» GIVEN INSTRUCTION: Sort through the entries below and pull out lines containing the word "marker".

Figure dataset records

----------------------------------------

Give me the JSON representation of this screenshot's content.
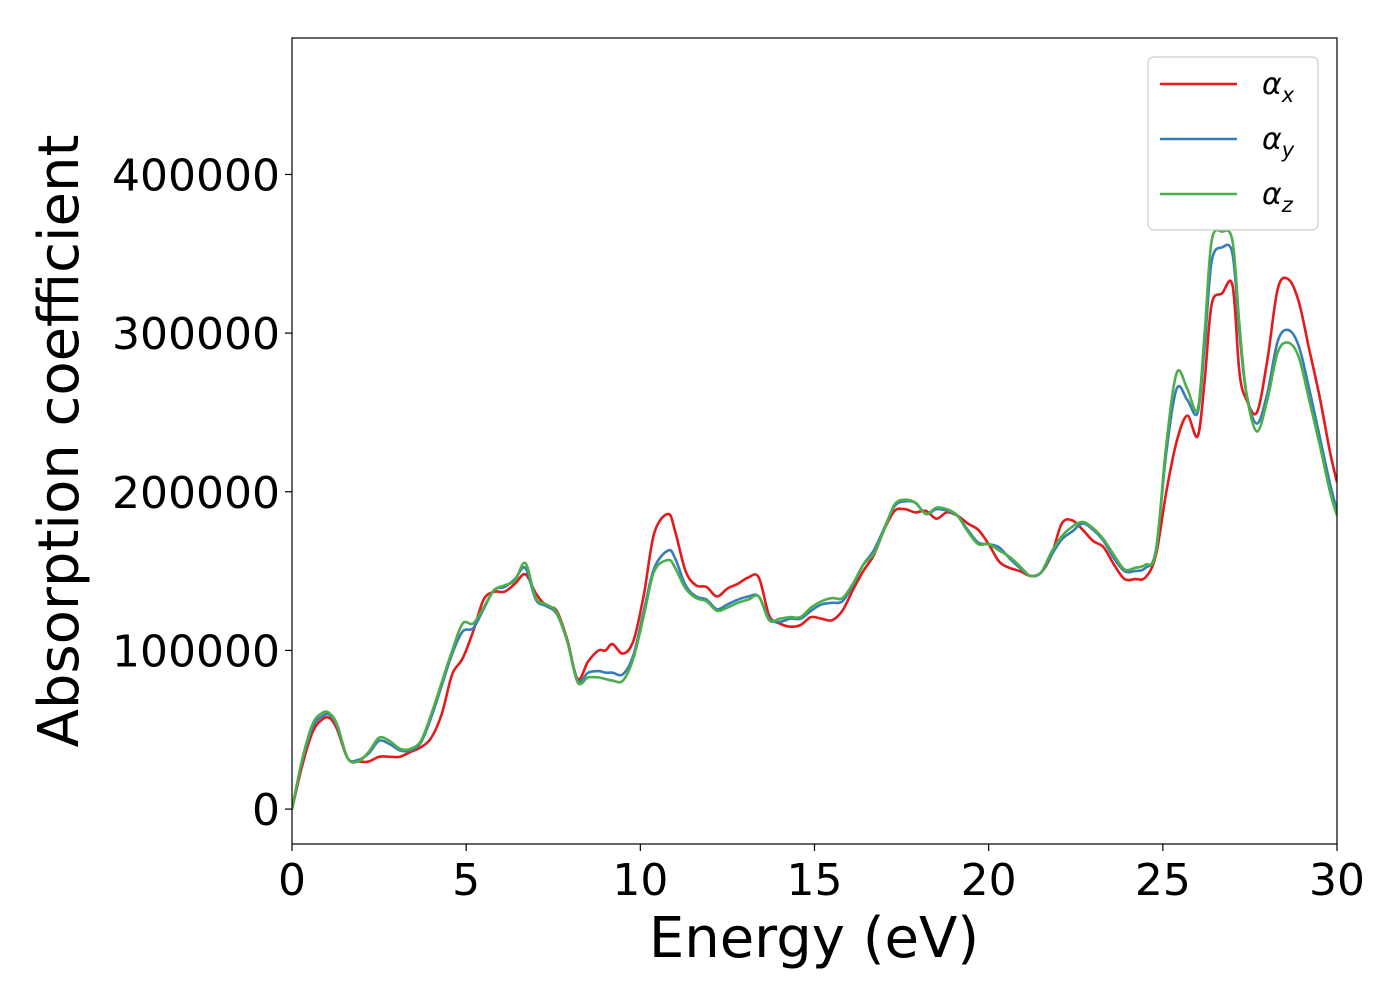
{
  "chart_data": {
    "type": "line",
    "title": "",
    "xlabel": "Energy (eV)",
    "ylabel": "Absorption coefficient",
    "xlim": [
      0,
      30
    ],
    "ylim": [
      -22000,
      486000
    ],
    "xticks": [
      0,
      5,
      10,
      15,
      20,
      25,
      30
    ],
    "xtick_labels": [
      "0",
      "5",
      "10",
      "15",
      "20",
      "25",
      "30"
    ],
    "yticks": [
      0,
      100000,
      200000,
      300000,
      400000
    ],
    "ytick_labels": [
      "0",
      "100000",
      "200000",
      "300000",
      "400000"
    ],
    "grid": false,
    "legend_position": "top-right",
    "series": [
      {
        "name": "α_x",
        "label_main": "α",
        "label_sub": "x",
        "color": "#e41a1c",
        "x": [
          0,
          0.3,
          0.6,
          0.9,
          1.1,
          1.3,
          1.6,
          1.9,
          2.2,
          2.5,
          2.8,
          3.1,
          3.4,
          3.7,
          4.0,
          4.3,
          4.6,
          4.9,
          5.2,
          5.5,
          5.8,
          6.1,
          6.4,
          6.7,
          7.0,
          7.3,
          7.6,
          7.9,
          8.2,
          8.5,
          8.8,
          9.0,
          9.2,
          9.5,
          9.8,
          10.1,
          10.4,
          10.8,
          11.0,
          11.3,
          11.6,
          11.9,
          12.2,
          12.5,
          12.8,
          13.1,
          13.4,
          13.7,
          14.0,
          14.3,
          14.6,
          14.9,
          15.2,
          15.5,
          15.8,
          16.1,
          16.4,
          16.7,
          17.0,
          17.3,
          17.6,
          17.9,
          18.2,
          18.5,
          18.8,
          19.1,
          19.4,
          19.7,
          20.0,
          20.3,
          20.6,
          20.9,
          21.2,
          21.5,
          21.8,
          22.1,
          22.4,
          22.7,
          23.0,
          23.3,
          23.6,
          23.9,
          24.2,
          24.5,
          24.8,
          25.1,
          25.4,
          25.7,
          26.0,
          26.2,
          26.4,
          26.7,
          27.0,
          27.2,
          27.4,
          27.7,
          28.0,
          28.3,
          28.6,
          28.9,
          29.2,
          29.5,
          29.8,
          30.0
        ],
        "y": [
          0,
          28000,
          49000,
          57000,
          57000,
          50000,
          32000,
          30000,
          30000,
          33000,
          33000,
          33000,
          36000,
          39000,
          45000,
          60000,
          85000,
          95000,
          112000,
          132000,
          137000,
          137000,
          142000,
          148000,
          136000,
          128000,
          125000,
          107000,
          82000,
          93000,
          100000,
          100000,
          104000,
          98000,
          106000,
          135000,
          174000,
          186000,
          175000,
          150000,
          141000,
          140000,
          134000,
          139000,
          142000,
          146000,
          146000,
          122000,
          117000,
          115000,
          116000,
          121000,
          120000,
          119000,
          125000,
          138000,
          150000,
          160000,
          176000,
          188000,
          189000,
          187000,
          188000,
          183000,
          187000,
          185000,
          180000,
          176000,
          167000,
          156000,
          152000,
          150000,
          147000,
          149000,
          160000,
          180000,
          182000,
          176000,
          169000,
          165000,
          154000,
          145000,
          145000,
          146000,
          160000,
          200000,
          232000,
          248000,
          235000,
          270000,
          318000,
          325000,
          330000,
          275000,
          258000,
          250000,
          283000,
          328000,
          334000,
          320000,
          290000,
          260000,
          225000,
          206000
        ]
      },
      {
        "name": "α_y",
        "label_main": "α",
        "label_sub": "y",
        "color": "#377eb8",
        "x": [
          0,
          0.3,
          0.6,
          0.9,
          1.1,
          1.3,
          1.6,
          1.9,
          2.2,
          2.5,
          2.8,
          3.1,
          3.4,
          3.7,
          4.0,
          4.3,
          4.6,
          4.9,
          5.2,
          5.5,
          5.8,
          6.1,
          6.4,
          6.7,
          7.0,
          7.3,
          7.6,
          7.9,
          8.2,
          8.5,
          8.8,
          9.0,
          9.2,
          9.5,
          9.8,
          10.1,
          10.4,
          10.8,
          11.0,
          11.3,
          11.6,
          11.9,
          12.2,
          12.5,
          12.8,
          13.1,
          13.4,
          13.7,
          14.0,
          14.3,
          14.6,
          14.9,
          15.2,
          15.5,
          15.8,
          16.1,
          16.4,
          16.7,
          17.0,
          17.3,
          17.6,
          17.9,
          18.2,
          18.5,
          18.8,
          19.1,
          19.4,
          19.7,
          20.0,
          20.3,
          20.6,
          20.9,
          21.2,
          21.5,
          21.8,
          22.1,
          22.4,
          22.7,
          23.0,
          23.3,
          23.6,
          23.9,
          24.2,
          24.5,
          24.8,
          25.1,
          25.4,
          25.7,
          26.0,
          26.2,
          26.4,
          26.7,
          27.0,
          27.2,
          27.4,
          27.7,
          28.0,
          28.3,
          28.6,
          28.9,
          29.2,
          29.5,
          29.8,
          30.0
        ],
        "y": [
          0,
          31000,
          52000,
          59000,
          59000,
          52000,
          32000,
          31000,
          35000,
          43000,
          41000,
          37000,
          37000,
          42000,
          58000,
          78000,
          98000,
          112000,
          114000,
          126000,
          138000,
          140000,
          145000,
          152000,
          132000,
          128000,
          123000,
          106000,
          81000,
          86000,
          87000,
          86000,
          86000,
          85000,
          97000,
          125000,
          152000,
          163000,
          158000,
          141000,
          134000,
          132000,
          126000,
          129000,
          132000,
          134000,
          134000,
          120000,
          118000,
          120000,
          120000,
          125000,
          129000,
          130000,
          131000,
          141000,
          154000,
          163000,
          177000,
          191000,
          194000,
          193000,
          186000,
          189000,
          188000,
          185000,
          176000,
          168000,
          167000,
          165000,
          158000,
          152000,
          147000,
          149000,
          160000,
          170000,
          175000,
          180000,
          176000,
          169000,
          158000,
          150000,
          150000,
          152000,
          163000,
          225000,
          265000,
          258000,
          250000,
          292000,
          345000,
          354000,
          350000,
          300000,
          262000,
          243000,
          262000,
          295000,
          302000,
          292000,
          265000,
          235000,
          205000,
          188000
        ]
      },
      {
        "name": "α_z",
        "label_main": "α",
        "label_sub": "z",
        "color": "#4daf4a",
        "x": [
          0,
          0.3,
          0.6,
          0.9,
          1.1,
          1.3,
          1.6,
          1.9,
          2.2,
          2.5,
          2.8,
          3.1,
          3.4,
          3.7,
          4.0,
          4.3,
          4.6,
          4.9,
          5.2,
          5.5,
          5.8,
          6.1,
          6.4,
          6.7,
          7.0,
          7.3,
          7.6,
          7.9,
          8.2,
          8.5,
          8.8,
          9.0,
          9.2,
          9.5,
          9.8,
          10.1,
          10.4,
          10.8,
          11.0,
          11.3,
          11.6,
          11.9,
          12.2,
          12.5,
          12.8,
          13.1,
          13.4,
          13.7,
          14.0,
          14.3,
          14.6,
          14.9,
          15.2,
          15.5,
          15.8,
          16.1,
          16.4,
          16.7,
          17.0,
          17.3,
          17.6,
          17.9,
          18.2,
          18.5,
          18.8,
          19.1,
          19.4,
          19.7,
          20.0,
          20.3,
          20.6,
          20.9,
          21.2,
          21.5,
          21.8,
          22.1,
          22.4,
          22.7,
          23.0,
          23.3,
          23.6,
          23.9,
          24.2,
          24.5,
          24.8,
          25.1,
          25.4,
          25.7,
          26.0,
          26.2,
          26.4,
          26.7,
          27.0,
          27.2,
          27.4,
          27.7,
          28.0,
          28.3,
          28.6,
          28.9,
          29.2,
          29.5,
          29.8,
          30.0
        ],
        "y": [
          0,
          32000,
          54000,
          61000,
          60000,
          53000,
          32000,
          30000,
          36000,
          45000,
          43000,
          38000,
          38000,
          43000,
          60000,
          80000,
          100000,
          117000,
          117000,
          127000,
          138000,
          141000,
          144000,
          155000,
          133000,
          129000,
          124000,
          106000,
          80000,
          83000,
          83000,
          82000,
          81000,
          81000,
          95000,
          122000,
          150000,
          157000,
          152000,
          139000,
          133000,
          131000,
          125000,
          127000,
          130000,
          132000,
          134000,
          119000,
          120000,
          121000,
          121000,
          127000,
          131000,
          133000,
          133000,
          142000,
          154000,
          161000,
          176000,
          192000,
          195000,
          193000,
          186000,
          190000,
          189000,
          185000,
          175000,
          167000,
          167000,
          163000,
          159000,
          153000,
          147000,
          149000,
          162000,
          172000,
          178000,
          181000,
          177000,
          170000,
          160000,
          151000,
          152000,
          154000,
          162000,
          230000,
          275000,
          265000,
          252000,
          300000,
          358000,
          364000,
          358000,
          305000,
          262000,
          238000,
          258000,
          288000,
          294000,
          285000,
          258000,
          230000,
          200000,
          185000
        ]
      }
    ]
  }
}
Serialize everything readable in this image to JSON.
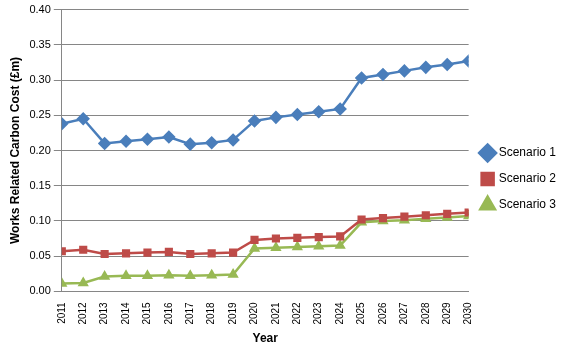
{
  "chart_data": {
    "type": "line",
    "x_label": "Year",
    "y_label": "Works Related Carbon Cost (£m)",
    "categories": [
      "2011",
      "2012",
      "2013",
      "2014",
      "2015",
      "2016",
      "2017",
      "2018",
      "2019",
      "2020",
      "2021",
      "2022",
      "2023",
      "2024",
      "2025",
      "2026",
      "2027",
      "2028",
      "2029",
      "2030"
    ],
    "series": [
      {
        "name": "Scenario 1",
        "color": "#4a7ebb",
        "marker": "diamond",
        "line_style": "solid",
        "values": [
          0.238,
          0.245,
          0.21,
          0.213,
          0.216,
          0.219,
          0.209,
          0.211,
          0.215,
          0.242,
          0.247,
          0.251,
          0.255,
          0.259,
          0.303,
          0.308,
          0.313,
          0.318,
          0.322,
          0.327
        ]
      },
      {
        "name": "Scenario 2",
        "color": "#be4b48",
        "marker": "square",
        "line_style": "solid",
        "values": [
          0.057,
          0.059,
          0.053,
          0.054,
          0.055,
          0.056,
          0.053,
          0.054,
          0.055,
          0.073,
          0.075,
          0.076,
          0.077,
          0.078,
          0.102,
          0.104,
          0.106,
          0.108,
          0.11,
          0.112
        ]
      },
      {
        "name": "Scenario 3",
        "color": "#98b954",
        "marker": "triangle",
        "line_style": "solid",
        "values": [
          0.011,
          0.012,
          0.021,
          0.022,
          0.022,
          0.023,
          0.022,
          0.023,
          0.024,
          0.061,
          0.062,
          0.063,
          0.064,
          0.065,
          0.098,
          0.1,
          0.101,
          0.103,
          0.105,
          0.107
        ]
      }
    ],
    "ylim": [
      0,
      0.4
    ],
    "yticks": [
      {
        "value": 0,
        "label": "0.00"
      },
      {
        "value": 0.05,
        "label": "0.05"
      },
      {
        "value": 0.1,
        "label": "0.10"
      },
      {
        "value": 0.15,
        "label": "0.15"
      },
      {
        "value": 0.2,
        "label": "0.20"
      },
      {
        "value": 0.25,
        "label": "0.25"
      },
      {
        "value": 0.3,
        "label": "0.30"
      },
      {
        "value": 0.35,
        "label": "0.35"
      },
      {
        "value": 0.4,
        "label": "0.40"
      }
    ],
    "grid": true,
    "legend": "right"
  }
}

----------------------------------------

» REPLY:
        "marker": "diamond",
        "marker": "square",
        "marker": "triangle",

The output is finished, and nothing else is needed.